### [WORK INSTRUCTIONS]
Search the listing below for the word "title" and copy each line that holds it.

### [EXERCISE INPUTS]

========

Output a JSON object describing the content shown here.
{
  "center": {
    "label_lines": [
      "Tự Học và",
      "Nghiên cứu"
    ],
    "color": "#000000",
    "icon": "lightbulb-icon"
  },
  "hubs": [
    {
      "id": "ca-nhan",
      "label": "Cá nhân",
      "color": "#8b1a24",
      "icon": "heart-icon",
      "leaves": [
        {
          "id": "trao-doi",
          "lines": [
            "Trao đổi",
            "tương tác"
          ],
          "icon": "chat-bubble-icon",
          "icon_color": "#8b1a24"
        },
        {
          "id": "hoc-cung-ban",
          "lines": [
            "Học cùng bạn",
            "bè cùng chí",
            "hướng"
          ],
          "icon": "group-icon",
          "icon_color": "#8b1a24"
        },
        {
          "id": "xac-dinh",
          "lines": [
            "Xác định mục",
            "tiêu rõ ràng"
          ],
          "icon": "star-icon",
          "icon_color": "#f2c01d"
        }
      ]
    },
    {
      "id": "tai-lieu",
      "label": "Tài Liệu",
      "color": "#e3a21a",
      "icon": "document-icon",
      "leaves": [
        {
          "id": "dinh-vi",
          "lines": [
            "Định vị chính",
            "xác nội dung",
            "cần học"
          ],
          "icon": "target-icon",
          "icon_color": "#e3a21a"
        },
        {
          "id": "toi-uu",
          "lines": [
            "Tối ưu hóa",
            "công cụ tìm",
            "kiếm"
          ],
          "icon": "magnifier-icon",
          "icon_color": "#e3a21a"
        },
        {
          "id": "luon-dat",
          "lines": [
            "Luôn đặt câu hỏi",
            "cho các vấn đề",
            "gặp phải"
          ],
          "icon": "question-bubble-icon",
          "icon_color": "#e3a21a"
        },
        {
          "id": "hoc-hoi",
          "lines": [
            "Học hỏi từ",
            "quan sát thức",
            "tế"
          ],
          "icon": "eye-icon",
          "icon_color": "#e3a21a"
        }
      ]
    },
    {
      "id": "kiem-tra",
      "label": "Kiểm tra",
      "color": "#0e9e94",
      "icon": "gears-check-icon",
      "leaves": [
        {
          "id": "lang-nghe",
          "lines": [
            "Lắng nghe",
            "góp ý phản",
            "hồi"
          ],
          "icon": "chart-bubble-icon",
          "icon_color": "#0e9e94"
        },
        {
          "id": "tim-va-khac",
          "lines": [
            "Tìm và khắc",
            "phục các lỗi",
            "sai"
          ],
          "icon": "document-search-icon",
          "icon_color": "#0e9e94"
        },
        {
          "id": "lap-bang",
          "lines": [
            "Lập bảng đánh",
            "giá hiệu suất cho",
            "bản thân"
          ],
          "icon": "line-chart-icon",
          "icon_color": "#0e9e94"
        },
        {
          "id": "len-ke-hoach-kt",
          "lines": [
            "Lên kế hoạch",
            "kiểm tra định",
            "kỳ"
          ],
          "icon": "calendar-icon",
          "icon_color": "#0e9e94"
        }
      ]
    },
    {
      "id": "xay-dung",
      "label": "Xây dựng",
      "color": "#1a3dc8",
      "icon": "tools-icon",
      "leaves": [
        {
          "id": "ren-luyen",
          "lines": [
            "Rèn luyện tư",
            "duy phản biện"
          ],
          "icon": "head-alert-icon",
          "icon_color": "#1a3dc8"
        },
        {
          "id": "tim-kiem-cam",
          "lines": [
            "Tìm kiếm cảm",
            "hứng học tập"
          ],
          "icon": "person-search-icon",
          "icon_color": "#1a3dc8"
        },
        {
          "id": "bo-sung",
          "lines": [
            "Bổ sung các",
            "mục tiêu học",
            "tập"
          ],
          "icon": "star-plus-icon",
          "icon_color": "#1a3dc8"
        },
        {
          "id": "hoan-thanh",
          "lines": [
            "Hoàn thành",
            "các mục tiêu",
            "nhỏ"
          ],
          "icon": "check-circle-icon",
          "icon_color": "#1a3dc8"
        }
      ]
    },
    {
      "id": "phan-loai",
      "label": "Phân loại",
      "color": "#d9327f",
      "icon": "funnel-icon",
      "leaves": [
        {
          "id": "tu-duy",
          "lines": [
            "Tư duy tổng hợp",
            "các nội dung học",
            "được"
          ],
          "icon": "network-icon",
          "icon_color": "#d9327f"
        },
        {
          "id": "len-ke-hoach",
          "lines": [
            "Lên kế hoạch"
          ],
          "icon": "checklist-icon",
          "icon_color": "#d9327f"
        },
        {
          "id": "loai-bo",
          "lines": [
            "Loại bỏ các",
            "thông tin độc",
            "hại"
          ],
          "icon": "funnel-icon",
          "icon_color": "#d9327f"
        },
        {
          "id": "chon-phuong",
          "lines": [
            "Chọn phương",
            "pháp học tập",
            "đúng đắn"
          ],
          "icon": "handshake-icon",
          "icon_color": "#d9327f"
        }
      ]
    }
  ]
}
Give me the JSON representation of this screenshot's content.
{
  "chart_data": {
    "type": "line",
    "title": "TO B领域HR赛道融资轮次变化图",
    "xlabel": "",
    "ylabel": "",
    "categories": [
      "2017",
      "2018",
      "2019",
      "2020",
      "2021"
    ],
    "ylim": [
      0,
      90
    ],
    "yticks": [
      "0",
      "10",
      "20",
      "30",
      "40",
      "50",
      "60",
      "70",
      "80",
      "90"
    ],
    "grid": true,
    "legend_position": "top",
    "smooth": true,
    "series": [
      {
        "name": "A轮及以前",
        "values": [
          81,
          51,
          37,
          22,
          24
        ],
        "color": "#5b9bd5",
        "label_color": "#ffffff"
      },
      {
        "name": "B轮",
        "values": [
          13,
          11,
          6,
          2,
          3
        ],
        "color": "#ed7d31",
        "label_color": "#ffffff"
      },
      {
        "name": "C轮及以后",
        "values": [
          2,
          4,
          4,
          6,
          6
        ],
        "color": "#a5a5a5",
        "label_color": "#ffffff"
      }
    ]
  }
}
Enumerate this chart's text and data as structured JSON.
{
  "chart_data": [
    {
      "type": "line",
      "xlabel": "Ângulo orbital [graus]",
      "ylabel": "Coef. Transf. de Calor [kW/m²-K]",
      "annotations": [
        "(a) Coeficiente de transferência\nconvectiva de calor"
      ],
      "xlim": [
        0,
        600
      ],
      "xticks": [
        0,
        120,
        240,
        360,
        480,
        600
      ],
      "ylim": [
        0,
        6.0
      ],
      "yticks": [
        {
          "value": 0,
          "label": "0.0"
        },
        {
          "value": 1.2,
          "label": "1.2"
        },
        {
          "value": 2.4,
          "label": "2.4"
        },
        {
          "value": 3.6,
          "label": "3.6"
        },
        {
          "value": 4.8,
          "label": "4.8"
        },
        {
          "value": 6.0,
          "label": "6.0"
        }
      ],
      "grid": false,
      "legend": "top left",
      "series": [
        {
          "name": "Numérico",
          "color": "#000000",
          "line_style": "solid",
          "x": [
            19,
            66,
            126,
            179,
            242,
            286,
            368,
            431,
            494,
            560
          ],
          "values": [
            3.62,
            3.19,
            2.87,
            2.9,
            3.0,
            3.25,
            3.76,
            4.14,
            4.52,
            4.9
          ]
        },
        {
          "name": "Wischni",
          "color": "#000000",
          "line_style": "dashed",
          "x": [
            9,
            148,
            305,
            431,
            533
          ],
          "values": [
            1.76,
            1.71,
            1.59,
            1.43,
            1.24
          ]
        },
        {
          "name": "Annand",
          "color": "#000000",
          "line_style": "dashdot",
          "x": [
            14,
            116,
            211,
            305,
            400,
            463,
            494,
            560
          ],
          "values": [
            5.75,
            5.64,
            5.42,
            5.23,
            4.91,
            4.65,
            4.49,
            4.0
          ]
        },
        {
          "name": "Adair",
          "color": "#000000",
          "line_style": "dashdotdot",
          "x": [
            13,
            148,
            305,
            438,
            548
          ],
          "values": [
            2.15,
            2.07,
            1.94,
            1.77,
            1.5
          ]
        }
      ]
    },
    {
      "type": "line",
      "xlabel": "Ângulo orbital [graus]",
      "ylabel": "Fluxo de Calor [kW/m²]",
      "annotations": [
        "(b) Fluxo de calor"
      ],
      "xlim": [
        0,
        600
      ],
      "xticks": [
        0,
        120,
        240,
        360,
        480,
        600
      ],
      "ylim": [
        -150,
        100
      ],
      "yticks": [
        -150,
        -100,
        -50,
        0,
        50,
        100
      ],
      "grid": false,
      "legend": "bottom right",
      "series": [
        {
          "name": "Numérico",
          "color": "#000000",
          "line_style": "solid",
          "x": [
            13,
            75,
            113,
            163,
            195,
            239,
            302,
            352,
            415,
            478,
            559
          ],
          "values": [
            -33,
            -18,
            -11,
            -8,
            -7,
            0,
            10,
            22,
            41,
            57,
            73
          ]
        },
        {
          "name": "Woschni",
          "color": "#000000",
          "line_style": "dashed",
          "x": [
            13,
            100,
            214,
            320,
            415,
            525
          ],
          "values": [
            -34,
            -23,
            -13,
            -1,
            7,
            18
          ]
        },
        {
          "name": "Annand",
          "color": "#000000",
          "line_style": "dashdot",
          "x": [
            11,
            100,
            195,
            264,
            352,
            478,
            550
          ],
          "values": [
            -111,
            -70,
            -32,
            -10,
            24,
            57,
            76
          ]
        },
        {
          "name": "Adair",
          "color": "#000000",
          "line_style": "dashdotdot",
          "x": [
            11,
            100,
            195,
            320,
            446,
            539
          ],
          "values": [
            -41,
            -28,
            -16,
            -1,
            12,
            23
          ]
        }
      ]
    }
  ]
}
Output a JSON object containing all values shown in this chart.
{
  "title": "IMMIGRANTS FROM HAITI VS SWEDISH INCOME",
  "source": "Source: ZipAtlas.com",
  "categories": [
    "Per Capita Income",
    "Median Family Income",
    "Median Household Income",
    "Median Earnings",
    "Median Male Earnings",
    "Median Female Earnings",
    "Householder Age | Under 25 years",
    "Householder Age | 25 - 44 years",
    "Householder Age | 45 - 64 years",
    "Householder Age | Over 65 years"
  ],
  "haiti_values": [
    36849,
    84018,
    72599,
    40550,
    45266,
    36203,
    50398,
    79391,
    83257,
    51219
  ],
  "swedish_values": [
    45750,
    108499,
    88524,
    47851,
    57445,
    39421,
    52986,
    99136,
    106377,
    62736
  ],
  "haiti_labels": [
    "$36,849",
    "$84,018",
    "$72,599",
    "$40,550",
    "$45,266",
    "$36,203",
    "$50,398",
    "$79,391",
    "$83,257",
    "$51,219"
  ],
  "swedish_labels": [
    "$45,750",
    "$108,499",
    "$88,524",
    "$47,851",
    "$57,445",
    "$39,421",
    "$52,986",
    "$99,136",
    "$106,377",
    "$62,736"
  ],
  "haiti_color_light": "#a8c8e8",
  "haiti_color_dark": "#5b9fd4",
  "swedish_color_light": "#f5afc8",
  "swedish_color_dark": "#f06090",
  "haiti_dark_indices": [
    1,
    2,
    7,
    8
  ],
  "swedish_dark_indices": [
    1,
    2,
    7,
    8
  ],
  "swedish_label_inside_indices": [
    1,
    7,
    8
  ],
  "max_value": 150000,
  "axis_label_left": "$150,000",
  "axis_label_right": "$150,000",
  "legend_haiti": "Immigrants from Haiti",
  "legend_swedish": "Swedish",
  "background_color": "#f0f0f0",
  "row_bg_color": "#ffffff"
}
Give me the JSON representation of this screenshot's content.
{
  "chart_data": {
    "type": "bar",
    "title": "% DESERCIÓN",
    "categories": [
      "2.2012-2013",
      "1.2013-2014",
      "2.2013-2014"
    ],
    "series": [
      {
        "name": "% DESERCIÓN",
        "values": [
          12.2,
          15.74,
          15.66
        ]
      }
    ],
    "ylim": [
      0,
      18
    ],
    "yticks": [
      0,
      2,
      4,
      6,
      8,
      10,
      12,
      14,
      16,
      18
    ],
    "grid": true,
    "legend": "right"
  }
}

========

### [WRITTEN SOLUTION]
    "title": "TO B领域HR赛道融资轮次变化图",
  "title": "IMMIGRANTS FROM HAITI VS SWEDISH INCOME",
    "title": "% DESERCIÓN",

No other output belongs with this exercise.